The problem — Check each line of the data for "Temperature" and select those that have it.

Data extract —
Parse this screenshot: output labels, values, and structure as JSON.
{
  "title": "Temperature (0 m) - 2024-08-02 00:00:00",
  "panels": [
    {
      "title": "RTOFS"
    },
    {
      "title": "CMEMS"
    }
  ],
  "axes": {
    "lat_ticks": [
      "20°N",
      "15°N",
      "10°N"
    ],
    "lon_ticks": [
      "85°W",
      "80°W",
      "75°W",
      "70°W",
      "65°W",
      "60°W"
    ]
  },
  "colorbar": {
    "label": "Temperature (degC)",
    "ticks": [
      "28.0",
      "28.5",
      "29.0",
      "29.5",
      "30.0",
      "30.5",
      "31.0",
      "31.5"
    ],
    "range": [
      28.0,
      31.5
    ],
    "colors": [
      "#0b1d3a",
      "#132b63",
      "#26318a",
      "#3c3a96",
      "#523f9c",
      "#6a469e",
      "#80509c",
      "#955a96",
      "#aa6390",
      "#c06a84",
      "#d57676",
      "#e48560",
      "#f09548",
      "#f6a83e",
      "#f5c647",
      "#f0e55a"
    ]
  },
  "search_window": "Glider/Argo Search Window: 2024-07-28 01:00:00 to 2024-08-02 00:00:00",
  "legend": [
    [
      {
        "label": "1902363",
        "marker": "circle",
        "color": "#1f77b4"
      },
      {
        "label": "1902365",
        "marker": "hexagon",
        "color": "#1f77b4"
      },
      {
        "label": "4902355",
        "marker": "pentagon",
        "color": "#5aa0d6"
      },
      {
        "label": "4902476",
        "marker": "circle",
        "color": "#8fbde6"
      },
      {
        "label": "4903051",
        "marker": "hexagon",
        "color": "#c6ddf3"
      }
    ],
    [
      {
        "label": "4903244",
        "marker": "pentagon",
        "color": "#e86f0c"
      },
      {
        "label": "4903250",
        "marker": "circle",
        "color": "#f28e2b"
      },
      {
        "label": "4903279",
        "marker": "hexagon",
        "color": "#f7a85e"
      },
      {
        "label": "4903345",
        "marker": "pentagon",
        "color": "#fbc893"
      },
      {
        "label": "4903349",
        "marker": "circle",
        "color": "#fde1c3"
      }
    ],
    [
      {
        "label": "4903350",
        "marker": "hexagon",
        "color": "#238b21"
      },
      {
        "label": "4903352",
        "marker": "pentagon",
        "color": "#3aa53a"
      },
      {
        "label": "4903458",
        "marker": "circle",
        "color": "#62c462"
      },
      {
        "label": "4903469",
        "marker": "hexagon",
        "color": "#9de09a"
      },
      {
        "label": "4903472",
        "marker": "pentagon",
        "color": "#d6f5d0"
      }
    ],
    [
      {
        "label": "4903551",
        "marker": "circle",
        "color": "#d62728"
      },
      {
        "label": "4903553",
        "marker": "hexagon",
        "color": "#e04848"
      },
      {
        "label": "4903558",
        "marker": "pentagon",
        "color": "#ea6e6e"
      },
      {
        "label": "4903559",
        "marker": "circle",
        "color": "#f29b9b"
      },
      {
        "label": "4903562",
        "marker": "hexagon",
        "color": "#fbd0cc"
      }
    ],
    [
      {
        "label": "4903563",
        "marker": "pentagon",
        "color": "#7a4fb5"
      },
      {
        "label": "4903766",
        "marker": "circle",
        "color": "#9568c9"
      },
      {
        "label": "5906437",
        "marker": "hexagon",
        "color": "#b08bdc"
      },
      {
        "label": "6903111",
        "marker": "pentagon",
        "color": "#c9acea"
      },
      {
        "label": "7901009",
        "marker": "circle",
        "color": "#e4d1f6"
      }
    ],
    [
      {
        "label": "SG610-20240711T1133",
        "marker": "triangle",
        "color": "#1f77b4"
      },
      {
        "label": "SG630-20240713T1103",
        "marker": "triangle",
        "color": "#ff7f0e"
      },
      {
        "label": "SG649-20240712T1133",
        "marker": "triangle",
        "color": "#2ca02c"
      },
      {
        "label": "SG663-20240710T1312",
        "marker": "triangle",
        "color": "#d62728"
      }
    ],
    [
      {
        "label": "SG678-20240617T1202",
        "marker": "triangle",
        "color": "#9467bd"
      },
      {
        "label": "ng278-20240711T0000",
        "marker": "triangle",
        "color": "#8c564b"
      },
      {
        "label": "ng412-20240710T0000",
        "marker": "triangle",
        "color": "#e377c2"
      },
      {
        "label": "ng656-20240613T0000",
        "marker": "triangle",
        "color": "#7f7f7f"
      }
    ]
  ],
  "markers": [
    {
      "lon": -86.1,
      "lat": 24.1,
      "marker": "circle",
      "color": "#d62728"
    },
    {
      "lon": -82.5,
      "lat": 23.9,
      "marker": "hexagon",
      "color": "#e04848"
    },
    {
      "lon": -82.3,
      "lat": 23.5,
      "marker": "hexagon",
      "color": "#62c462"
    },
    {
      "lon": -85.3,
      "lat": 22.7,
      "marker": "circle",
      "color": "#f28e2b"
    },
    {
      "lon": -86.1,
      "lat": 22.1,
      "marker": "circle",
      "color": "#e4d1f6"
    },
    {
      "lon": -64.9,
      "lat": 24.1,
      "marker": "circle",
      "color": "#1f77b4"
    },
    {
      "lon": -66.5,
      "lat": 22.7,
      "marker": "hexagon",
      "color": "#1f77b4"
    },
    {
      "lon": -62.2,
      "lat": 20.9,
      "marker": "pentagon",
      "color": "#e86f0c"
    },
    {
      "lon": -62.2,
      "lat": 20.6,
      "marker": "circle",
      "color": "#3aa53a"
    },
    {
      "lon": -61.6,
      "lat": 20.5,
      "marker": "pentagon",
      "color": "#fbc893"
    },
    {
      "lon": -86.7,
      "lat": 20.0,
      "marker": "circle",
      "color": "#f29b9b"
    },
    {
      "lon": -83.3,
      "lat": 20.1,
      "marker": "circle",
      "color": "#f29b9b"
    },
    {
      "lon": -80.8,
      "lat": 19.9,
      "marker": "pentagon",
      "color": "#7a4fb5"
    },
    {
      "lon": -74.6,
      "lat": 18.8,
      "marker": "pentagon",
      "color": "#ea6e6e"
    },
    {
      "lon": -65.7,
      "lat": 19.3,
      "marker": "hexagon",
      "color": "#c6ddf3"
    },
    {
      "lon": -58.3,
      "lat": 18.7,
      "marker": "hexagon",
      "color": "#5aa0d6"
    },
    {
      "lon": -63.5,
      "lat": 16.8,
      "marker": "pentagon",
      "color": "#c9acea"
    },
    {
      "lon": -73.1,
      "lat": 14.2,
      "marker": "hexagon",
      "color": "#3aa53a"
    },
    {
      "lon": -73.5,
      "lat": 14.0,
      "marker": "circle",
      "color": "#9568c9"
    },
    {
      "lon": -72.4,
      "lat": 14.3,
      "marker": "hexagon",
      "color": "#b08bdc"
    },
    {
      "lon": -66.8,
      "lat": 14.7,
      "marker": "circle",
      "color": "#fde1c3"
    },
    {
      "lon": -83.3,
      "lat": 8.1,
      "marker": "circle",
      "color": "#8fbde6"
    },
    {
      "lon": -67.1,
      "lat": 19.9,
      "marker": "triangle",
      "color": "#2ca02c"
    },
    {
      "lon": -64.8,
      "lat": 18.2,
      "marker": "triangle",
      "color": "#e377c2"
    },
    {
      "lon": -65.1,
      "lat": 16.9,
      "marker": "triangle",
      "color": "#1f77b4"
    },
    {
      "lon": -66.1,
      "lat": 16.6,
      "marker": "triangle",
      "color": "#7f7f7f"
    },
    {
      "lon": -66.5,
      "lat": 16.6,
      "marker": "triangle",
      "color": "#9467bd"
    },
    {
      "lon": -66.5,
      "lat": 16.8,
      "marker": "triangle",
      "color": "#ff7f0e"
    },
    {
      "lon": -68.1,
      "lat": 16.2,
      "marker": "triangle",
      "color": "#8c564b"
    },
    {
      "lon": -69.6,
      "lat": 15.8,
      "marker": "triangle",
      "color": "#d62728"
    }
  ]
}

Answer for the task —
  "title": "Temperature (0 m) - 2024-08-02 00:00:00",
    "label": "Temperature (degC)",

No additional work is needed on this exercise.